Task goal:
Copy the items below, replacing every "signal/noise" with "SNR" and keeping everything else the same.

* BEGIN Input material *

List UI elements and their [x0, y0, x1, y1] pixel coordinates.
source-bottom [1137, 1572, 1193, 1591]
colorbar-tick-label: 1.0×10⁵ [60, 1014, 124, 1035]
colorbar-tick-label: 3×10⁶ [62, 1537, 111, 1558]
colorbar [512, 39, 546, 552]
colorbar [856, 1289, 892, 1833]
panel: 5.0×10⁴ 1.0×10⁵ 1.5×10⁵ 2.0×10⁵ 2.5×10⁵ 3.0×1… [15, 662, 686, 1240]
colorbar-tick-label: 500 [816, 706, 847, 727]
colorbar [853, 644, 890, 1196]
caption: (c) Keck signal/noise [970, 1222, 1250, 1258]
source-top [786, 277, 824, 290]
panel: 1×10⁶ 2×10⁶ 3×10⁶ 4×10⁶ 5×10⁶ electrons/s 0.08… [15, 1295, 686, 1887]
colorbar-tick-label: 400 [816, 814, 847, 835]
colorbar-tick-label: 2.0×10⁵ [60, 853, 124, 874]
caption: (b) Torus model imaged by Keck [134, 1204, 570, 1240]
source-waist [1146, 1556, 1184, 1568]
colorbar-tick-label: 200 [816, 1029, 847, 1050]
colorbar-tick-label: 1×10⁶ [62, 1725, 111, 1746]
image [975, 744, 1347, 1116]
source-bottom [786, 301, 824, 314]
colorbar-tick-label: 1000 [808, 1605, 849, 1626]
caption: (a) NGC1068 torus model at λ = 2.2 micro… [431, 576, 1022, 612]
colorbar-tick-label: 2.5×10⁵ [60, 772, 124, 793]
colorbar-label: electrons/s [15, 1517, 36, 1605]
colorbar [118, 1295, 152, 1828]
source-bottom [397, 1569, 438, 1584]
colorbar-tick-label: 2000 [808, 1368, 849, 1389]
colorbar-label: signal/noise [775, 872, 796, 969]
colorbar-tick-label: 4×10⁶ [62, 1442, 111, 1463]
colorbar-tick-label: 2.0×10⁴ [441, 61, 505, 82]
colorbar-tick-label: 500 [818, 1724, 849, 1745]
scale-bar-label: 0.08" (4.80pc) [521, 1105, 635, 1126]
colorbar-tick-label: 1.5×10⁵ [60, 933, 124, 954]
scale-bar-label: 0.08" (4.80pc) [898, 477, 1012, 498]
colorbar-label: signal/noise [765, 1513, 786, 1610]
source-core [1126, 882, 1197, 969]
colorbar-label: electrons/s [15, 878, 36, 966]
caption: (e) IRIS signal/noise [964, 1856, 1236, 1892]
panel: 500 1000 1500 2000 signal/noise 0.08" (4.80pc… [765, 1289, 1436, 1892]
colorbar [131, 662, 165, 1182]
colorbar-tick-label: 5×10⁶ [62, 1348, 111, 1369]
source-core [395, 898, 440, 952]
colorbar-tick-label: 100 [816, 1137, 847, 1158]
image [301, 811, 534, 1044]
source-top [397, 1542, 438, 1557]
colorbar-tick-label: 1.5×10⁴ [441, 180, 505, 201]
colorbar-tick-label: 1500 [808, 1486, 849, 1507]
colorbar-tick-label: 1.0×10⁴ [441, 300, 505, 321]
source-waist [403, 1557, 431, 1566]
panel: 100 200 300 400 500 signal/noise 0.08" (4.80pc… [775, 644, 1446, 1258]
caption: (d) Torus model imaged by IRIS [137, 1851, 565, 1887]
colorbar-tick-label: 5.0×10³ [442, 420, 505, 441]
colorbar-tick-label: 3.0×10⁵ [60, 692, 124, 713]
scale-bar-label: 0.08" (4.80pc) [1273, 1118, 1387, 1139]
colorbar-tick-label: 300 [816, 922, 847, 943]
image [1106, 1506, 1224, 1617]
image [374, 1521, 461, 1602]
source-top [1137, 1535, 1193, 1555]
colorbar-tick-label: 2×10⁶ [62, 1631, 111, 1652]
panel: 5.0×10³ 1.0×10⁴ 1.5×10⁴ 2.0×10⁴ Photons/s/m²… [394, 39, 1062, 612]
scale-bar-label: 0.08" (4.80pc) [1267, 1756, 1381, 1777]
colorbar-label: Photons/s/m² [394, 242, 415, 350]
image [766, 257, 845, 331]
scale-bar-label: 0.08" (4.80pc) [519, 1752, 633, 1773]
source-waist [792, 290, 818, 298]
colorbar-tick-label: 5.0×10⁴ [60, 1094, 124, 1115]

* END Input material *

Solution to the problem:
List UI elements and their [x0, y0, x1, y1] pixel coordinates.
source-bottom [1137, 1572, 1193, 1591]
colorbar-tick-label: 1.0×10⁵ [60, 1014, 124, 1035]
colorbar-tick-label: 3×10⁶ [62, 1537, 111, 1558]
colorbar [512, 39, 546, 552]
colorbar [856, 1289, 892, 1833]
panel: 5.0×10⁴ 1.0×10⁵ 1.5×10⁵ 2.0×10⁵ 2.5×10⁵ 3.0×1… [15, 662, 686, 1240]
colorbar-tick-label: 500 [816, 706, 847, 727]
colorbar [853, 644, 890, 1196]
caption: (c) Keck SNR [970, 1222, 1250, 1258]
source-top [786, 277, 824, 290]
panel: 1×10⁶ 2×10⁶ 3×10⁶ 4×10⁶ 5×10⁶ electrons/s 0.08… [15, 1295, 686, 1887]
colorbar-tick-label: 400 [816, 814, 847, 835]
colorbar-tick-label: 2.0×10⁵ [60, 853, 124, 874]
caption: (b) Torus model imaged by Keck [134, 1204, 570, 1240]
source-waist [1146, 1556, 1184, 1568]
colorbar-tick-label: 200 [816, 1029, 847, 1050]
colorbar-tick-label: 1×10⁶ [62, 1725, 111, 1746]
image [975, 744, 1347, 1116]
source-bottom [786, 301, 824, 314]
colorbar-tick-label: 1000 [808, 1605, 849, 1626]
caption: (a) NGC1068 torus model at λ = 2.2 micro… [431, 576, 1022, 612]
colorbar-tick-label: 2.5×10⁵ [60, 772, 124, 793]
colorbar-label: electrons/s [15, 1517, 36, 1605]
colorbar [118, 1295, 152, 1828]
source-bottom [397, 1569, 438, 1584]
colorbar-tick-label: 2000 [808, 1368, 849, 1389]
colorbar-label: SNR [775, 872, 796, 969]
colorbar-tick-label: 4×10⁶ [62, 1442, 111, 1463]
colorbar-tick-label: 2.0×10⁴ [441, 61, 505, 82]
colorbar-tick-label: 500 [818, 1724, 849, 1745]
scale-bar-label: 0.08" (4.80pc) [521, 1105, 635, 1126]
colorbar-tick-label: 1.5×10⁵ [60, 933, 124, 954]
scale-bar-label: 0.08" (4.80pc) [898, 477, 1012, 498]
colorbar-label: SNR [765, 1513, 786, 1610]
source-core [1126, 882, 1197, 969]
colorbar-label: electrons/s [15, 878, 36, 966]
caption: (e) IRIS SNR [964, 1856, 1236, 1892]
panel: 500 1000 1500 2000 SNR 0.08" (4.80pc… [765, 1289, 1436, 1892]
colorbar [131, 662, 165, 1182]
colorbar-tick-label: 5×10⁶ [62, 1348, 111, 1369]
source-core [395, 898, 440, 952]
colorbar-tick-label: 100 [816, 1137, 847, 1158]
image [301, 811, 534, 1044]
source-top [397, 1542, 438, 1557]
colorbar-tick-label: 1.5×10⁴ [441, 180, 505, 201]
colorbar-tick-label: 1500 [808, 1486, 849, 1507]
colorbar-tick-label: 1.0×10⁴ [441, 300, 505, 321]
source-waist [403, 1557, 431, 1566]
panel: 100 200 300 400 500 SNR 0.08" (4.80pc… [775, 644, 1446, 1258]
caption: (d) Torus model imaged by IRIS [137, 1851, 565, 1887]
colorbar-tick-label: 5.0×10³ [442, 420, 505, 441]
colorbar-tick-label: 3.0×10⁵ [60, 692, 124, 713]
scale-bar-label: 0.08" (4.80pc) [1273, 1118, 1387, 1139]
colorbar-tick-label: 300 [816, 922, 847, 943]
image [1106, 1506, 1224, 1617]
image [374, 1521, 461, 1602]
source-top [1137, 1535, 1193, 1555]
colorbar-tick-label: 2×10⁶ [62, 1631, 111, 1652]
panel: 5.0×10³ 1.0×10⁴ 1.5×10⁴ 2.0×10⁴ Photons/s/m²… [394, 39, 1062, 612]
scale-bar-label: 0.08" (4.80pc) [1267, 1756, 1381, 1777]
colorbar-label: Photons/s/m² [394, 242, 415, 350]
image [766, 257, 845, 331]
scale-bar-label: 0.08" (4.80pc) [519, 1752, 633, 1773]
source-waist [792, 290, 818, 298]
colorbar-tick-label: 5.0×10⁴ [60, 1094, 124, 1115]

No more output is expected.